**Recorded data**
_ _ _

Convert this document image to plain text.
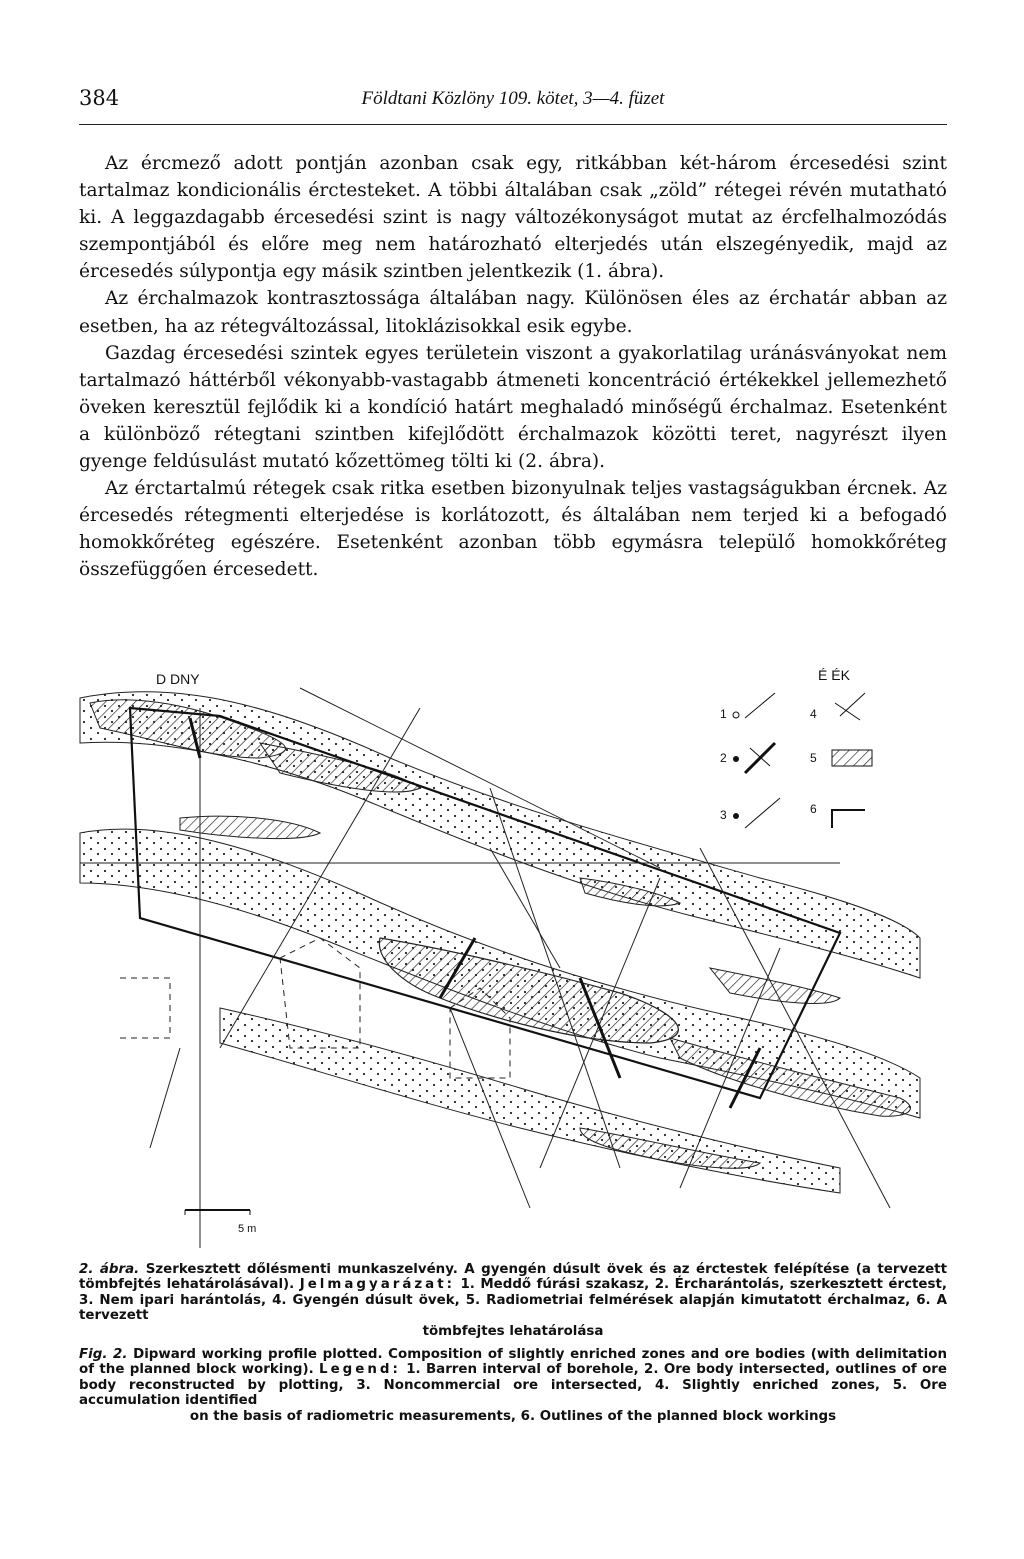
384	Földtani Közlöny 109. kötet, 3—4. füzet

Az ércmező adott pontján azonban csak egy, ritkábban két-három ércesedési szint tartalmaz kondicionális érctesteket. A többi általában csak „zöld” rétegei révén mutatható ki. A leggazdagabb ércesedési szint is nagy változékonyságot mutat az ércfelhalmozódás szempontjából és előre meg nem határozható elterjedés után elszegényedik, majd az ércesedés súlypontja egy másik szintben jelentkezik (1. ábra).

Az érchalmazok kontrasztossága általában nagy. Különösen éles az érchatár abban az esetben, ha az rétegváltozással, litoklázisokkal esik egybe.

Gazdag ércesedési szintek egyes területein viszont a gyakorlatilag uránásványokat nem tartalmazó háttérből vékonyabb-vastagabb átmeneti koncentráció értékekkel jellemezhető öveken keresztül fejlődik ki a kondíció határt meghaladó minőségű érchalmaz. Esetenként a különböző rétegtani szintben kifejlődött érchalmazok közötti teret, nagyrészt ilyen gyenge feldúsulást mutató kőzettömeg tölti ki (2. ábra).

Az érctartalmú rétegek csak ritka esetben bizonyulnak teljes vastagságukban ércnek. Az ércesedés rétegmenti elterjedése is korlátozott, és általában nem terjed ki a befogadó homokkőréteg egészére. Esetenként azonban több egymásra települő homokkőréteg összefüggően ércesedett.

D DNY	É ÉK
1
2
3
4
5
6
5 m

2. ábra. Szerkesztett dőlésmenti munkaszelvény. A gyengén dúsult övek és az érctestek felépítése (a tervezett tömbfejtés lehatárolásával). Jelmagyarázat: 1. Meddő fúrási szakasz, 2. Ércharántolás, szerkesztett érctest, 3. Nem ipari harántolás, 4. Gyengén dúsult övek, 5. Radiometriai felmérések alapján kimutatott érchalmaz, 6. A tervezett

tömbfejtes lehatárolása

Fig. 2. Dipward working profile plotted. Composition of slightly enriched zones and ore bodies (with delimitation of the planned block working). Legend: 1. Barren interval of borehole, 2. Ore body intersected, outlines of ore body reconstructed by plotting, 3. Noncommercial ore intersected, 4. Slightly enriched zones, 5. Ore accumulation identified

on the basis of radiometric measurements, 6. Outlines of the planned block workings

_ _ _

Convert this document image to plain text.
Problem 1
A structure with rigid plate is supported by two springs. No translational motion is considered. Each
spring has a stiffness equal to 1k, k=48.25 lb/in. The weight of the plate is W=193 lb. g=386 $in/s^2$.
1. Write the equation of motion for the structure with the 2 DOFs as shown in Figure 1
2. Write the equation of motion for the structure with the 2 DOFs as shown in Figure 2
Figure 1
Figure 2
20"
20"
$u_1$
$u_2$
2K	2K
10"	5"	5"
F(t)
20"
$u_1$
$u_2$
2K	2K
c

_ _ _

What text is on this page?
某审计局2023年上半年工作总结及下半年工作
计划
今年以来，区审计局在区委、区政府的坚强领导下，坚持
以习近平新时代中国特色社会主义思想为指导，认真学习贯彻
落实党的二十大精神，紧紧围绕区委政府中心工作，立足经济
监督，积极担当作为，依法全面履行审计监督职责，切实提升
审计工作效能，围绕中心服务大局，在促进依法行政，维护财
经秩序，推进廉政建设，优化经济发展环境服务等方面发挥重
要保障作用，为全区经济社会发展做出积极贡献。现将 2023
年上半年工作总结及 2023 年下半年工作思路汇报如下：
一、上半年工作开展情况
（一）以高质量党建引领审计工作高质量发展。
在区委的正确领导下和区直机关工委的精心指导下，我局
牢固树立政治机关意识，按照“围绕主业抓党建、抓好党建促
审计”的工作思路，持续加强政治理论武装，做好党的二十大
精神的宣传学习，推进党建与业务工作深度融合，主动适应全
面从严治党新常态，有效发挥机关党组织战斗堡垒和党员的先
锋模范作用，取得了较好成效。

_ _ _

**EXERCISE OBJECTIVE**
Which lines in the records above contain the string "azonban"? Copy each one.

**WORKED SOLUTION**
Az ércmező adott pontján azonban csak egy, ritkábban két-három ércesedési szint tartalmaz kondicionális érctesteket. A többi általában csak „zöld” rétegei révén mutatható ki. A leggazdagabb ércesedési szint is nagy változékonyságot mutat az ércfelhalmozódás szempontjából és előre meg nem határozható elterjedés után elszegényedik, majd az ércesedés súlypontja egy másik szintben jelentkezik (1. ábra).
Az érctartalmú rétegek csak ritka esetben bizonyulnak teljes vastagságukban ércnek. Az ércesedés rétegmenti elterjedése is korlátozott, és általában nem terjed ki a befogadó homokkőréteg egészére. Esetenként azonban több egymásra települő homokkőréteg összefüggően ércesedett.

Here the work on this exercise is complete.